Written problem: Copy every entry precisely.

— BEGIN Raw data —

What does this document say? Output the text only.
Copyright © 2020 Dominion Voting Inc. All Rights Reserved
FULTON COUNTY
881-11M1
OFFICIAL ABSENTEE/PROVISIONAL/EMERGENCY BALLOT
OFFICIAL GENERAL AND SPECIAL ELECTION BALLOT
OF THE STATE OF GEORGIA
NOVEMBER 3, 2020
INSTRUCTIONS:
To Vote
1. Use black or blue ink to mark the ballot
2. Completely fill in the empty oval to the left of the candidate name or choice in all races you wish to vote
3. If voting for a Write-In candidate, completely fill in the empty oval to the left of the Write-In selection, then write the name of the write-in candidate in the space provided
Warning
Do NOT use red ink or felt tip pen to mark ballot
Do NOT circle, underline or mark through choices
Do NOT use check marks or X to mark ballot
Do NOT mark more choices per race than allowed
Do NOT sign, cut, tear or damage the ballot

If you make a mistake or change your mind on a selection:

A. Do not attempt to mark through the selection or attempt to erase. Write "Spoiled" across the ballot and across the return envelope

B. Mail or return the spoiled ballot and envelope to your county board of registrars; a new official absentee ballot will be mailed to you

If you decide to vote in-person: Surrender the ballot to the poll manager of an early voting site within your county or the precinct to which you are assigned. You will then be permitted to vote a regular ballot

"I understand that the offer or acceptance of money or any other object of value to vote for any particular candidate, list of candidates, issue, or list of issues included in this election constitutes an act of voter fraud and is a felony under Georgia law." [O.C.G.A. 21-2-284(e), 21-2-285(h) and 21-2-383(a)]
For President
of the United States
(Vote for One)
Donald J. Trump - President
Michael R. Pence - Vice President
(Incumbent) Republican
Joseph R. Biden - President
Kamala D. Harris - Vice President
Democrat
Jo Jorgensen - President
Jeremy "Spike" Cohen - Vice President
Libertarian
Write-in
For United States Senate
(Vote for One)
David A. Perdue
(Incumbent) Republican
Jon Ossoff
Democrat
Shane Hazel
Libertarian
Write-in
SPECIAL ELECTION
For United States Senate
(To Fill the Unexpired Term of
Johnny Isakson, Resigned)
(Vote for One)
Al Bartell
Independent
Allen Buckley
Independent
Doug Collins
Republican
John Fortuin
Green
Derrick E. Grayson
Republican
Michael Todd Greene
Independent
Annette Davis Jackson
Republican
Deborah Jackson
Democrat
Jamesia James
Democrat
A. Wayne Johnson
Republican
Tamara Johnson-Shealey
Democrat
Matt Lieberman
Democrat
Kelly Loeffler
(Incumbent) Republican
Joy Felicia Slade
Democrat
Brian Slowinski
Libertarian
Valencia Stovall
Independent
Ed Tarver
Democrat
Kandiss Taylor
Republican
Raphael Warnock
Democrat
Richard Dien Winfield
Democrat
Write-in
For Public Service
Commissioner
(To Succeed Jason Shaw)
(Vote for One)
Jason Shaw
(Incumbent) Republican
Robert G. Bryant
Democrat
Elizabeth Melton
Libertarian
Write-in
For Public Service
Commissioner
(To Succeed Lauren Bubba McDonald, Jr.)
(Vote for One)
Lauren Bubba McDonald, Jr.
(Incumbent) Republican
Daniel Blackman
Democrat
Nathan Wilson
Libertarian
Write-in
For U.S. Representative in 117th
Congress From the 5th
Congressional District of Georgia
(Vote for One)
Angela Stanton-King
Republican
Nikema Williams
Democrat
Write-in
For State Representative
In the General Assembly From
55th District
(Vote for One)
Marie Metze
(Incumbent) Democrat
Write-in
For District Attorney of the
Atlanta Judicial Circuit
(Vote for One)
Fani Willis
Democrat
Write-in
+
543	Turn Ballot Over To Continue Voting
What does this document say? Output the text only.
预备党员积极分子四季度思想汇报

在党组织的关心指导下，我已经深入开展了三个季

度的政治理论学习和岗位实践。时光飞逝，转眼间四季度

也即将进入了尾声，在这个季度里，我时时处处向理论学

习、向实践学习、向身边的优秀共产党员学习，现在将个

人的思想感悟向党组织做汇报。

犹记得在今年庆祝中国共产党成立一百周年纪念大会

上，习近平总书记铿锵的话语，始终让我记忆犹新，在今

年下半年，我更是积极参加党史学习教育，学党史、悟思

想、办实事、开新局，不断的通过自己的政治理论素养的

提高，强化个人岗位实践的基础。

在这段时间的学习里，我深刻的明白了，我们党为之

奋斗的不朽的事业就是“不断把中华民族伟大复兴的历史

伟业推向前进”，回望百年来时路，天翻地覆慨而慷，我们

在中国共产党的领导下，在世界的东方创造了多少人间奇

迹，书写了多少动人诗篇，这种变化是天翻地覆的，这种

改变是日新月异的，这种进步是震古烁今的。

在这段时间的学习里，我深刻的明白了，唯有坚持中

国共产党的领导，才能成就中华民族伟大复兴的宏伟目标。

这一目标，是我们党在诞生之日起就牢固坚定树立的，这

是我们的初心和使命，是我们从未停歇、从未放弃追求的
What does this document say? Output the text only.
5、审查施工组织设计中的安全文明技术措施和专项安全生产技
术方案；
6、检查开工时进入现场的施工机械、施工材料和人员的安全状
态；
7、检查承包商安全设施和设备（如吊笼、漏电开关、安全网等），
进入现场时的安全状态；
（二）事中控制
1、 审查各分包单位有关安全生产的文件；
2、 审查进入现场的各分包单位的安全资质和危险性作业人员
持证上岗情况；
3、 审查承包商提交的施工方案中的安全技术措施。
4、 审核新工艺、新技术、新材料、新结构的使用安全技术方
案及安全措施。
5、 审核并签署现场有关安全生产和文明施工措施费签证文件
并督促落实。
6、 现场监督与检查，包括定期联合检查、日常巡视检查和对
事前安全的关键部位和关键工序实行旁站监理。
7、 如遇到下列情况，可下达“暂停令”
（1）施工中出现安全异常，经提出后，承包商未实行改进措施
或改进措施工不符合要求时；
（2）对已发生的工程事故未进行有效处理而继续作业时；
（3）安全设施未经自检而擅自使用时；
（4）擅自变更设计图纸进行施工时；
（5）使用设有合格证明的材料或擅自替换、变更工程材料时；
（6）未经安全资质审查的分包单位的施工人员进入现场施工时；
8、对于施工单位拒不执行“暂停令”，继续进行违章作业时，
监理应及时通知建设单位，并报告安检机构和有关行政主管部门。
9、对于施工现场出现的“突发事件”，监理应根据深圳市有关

— END Raw data —

Completed exercise:
What does this document say? Output the text only.
Copyright © 2020 Dominion Voting Inc. All Rights Reserved
FULTON COUNTY
881-11M1
OFFICIAL ABSENTEE/PROVISIONAL/EMERGENCY BALLOT
OFFICIAL GENERAL AND SPECIAL ELECTION BALLOT
OF THE STATE OF GEORGIA
NOVEMBER 3, 2020
INSTRUCTIONS:
To Vote
1. Use black or blue ink to mark the ballot
2. Completely fill in the empty oval to the left of the candidate name or choice in all races you wish to vote
3. If voting for a Write-In candidate, completely fill in the empty oval to the left of the Write-In selection, then write the name of the write-in candidate in the space provided
Warning
Do NOT use red ink or felt tip pen to mark ballot
Do NOT circle, underline or mark through choices
Do NOT use check marks or X to mark ballot
Do NOT mark more choices per race than allowed
Do NOT sign, cut, tear or damage the ballot

If you make a mistake or change your mind on a selection:

A. Do not attempt to mark through the selection or attempt to erase. Write "Spoiled" across the ballot and across the return envelope

B. Mail or return the spoiled ballot and envelope to your county board of registrars; a new official absentee ballot will be mailed to you

If you decide to vote in-person: Surrender the ballot to the poll manager of an early voting site within your county or the precinct to which you are assigned. You will then be permitted to vote a regular ballot

"I understand that the offer or acceptance of money or any other object of value to vote for any particular candidate, list of candidates, issue, or list of issues included in this election constitutes an act of voter fraud and is a felony under Georgia law." [O.C.G.A. 21-2-284(e), 21-2-285(h) and 21-2-383(a)]
For President
of the United States
(Vote for One)
Donald J. Trump - President
Michael R. Pence - Vice President
(Incumbent) Republican
Joseph R. Biden - President
Kamala D. Harris - Vice President
Democrat
Jo Jorgensen - President
Jeremy "Spike" Cohen - Vice President
Libertarian
Write-in
For United States Senate
(Vote for One)
David A. Perdue
(Incumbent) Republican
Jon Ossoff
Democrat
Shane Hazel
Libertarian
Write-in
SPECIAL ELECTION
For United States Senate
(To Fill the Unexpired Term of
Johnny Isakson, Resigned)
(Vote for One)
Al Bartell
Independent
Allen Buckley
Independent
Doug Collins
Republican
John Fortuin
Green
Derrick E. Grayson
Republican
Michael Todd Greene
Independent
Annette Davis Jackson
Republican
Deborah Jackson
Democrat
Jamesia James
Democrat
A. Wayne Johnson
Republican
Tamara Johnson-Shealey
Democrat
Matt Lieberman
Democrat
Kelly Loeffler
(Incumbent) Republican
Joy Felicia Slade
Democrat
Brian Slowinski
Libertarian
Valencia Stovall
Independent
Ed Tarver
Democrat
Kandiss Taylor
Republican
Raphael Warnock
Democrat
Richard Dien Winfield
Democrat
Write-in
For Public Service
Commissioner
(To Succeed Jason Shaw)
(Vote for One)
Jason Shaw
(Incumbent) Republican
Robert G. Bryant
Democrat
Elizabeth Melton
Libertarian
Write-in
For Public Service
Commissioner
(To Succeed Lauren Bubba McDonald, Jr.)
(Vote for One)
Lauren Bubba McDonald, Jr.
(Incumbent) Republican
Daniel Blackman
Democrat
Nathan Wilson
Libertarian
Write-in
For U.S. Representative in 117th
Congress From the 5th
Congressional District of Georgia
(Vote for One)
Angela Stanton-King
Republican
Nikema Williams
Democrat
Write-in
For State Representative
In the General Assembly From
55th District
(Vote for One)
Marie Metze
(Incumbent) Democrat
Write-in
For District Attorney of the
Atlanta Judicial Circuit
(Vote for One)
Fani Willis
Democrat
Write-in
+
543	Turn Ballot Over To Continue Voting
What does this document say? Output the text only.
预备党员积极分子四季度思想汇报

在党组织的关心指导下，我已经深入开展了三个季

度的政治理论学习和岗位实践。时光飞逝，转眼间四季度

也即将进入了尾声，在这个季度里，我时时处处向理论学

习、向实践学习、向身边的优秀共产党员学习，现在将个

人的思想感悟向党组织做汇报。

犹记得在今年庆祝中国共产党成立一百周年纪念大会

上，习近平总书记铿锵的话语，始终让我记忆犹新，在今

年下半年，我更是积极参加党史学习教育，学党史、悟思

想、办实事、开新局，不断的通过自己的政治理论素养的

提高，强化个人岗位实践的基础。

在这段时间的学习里，我深刻的明白了，我们党为之

奋斗的不朽的事业就是“不断把中华民族伟大复兴的历史

伟业推向前进”，回望百年来时路，天翻地覆慨而慷，我们

在中国共产党的领导下，在世界的东方创造了多少人间奇

迹，书写了多少动人诗篇，这种变化是天翻地覆的，这种

改变是日新月异的，这种进步是震古烁今的。

在这段时间的学习里，我深刻的明白了，唯有坚持中

国共产党的领导，才能成就中华民族伟大复兴的宏伟目标。

这一目标，是我们党在诞生之日起就牢固坚定树立的，这

是我们的初心和使命，是我们从未停歇、从未放弃追求的
What does this document say? Output the text only.
5、审查施工组织设计中的安全文明技术措施和专项安全生产技
术方案；
6、检查开工时进入现场的施工机械、施工材料和人员的安全状
态；
7、检查承包商安全设施和设备（如吊笼、漏电开关、安全网等），
进入现场时的安全状态；
（二）事中控制
1、 审查各分包单位有关安全生产的文件；
2、 审查进入现场的各分包单位的安全资质和危险性作业人员
持证上岗情况；
3、 审查承包商提交的施工方案中的安全技术措施。
4、 审核新工艺、新技术、新材料、新结构的使用安全技术方
案及安全措施。
5、 审核并签署现场有关安全生产和文明施工措施费签证文件
并督促落实。
6、 现场监督与检查，包括定期联合检查、日常巡视检查和对
事前安全的关键部位和关键工序实行旁站监理。
7、 如遇到下列情况，可下达“暂停令”
（1）施工中出现安全异常，经提出后，承包商未实行改进措施
或改进措施工不符合要求时；
（2）对已发生的工程事故未进行有效处理而继续作业时；
（3）安全设施未经自检而擅自使用时；
（4）擅自变更设计图纸进行施工时；
（5）使用设有合格证明的材料或擅自替换、变更工程材料时；
（6）未经安全资质审查的分包单位的施工人员进入现场施工时；
8、对于施工单位拒不执行“暂停令”，继续进行违章作业时，
监理应及时通知建设单位，并报告安检机构和有关行政主管部门。
9、对于施工现场出现的“突发事件”，监理应根据深圳市有关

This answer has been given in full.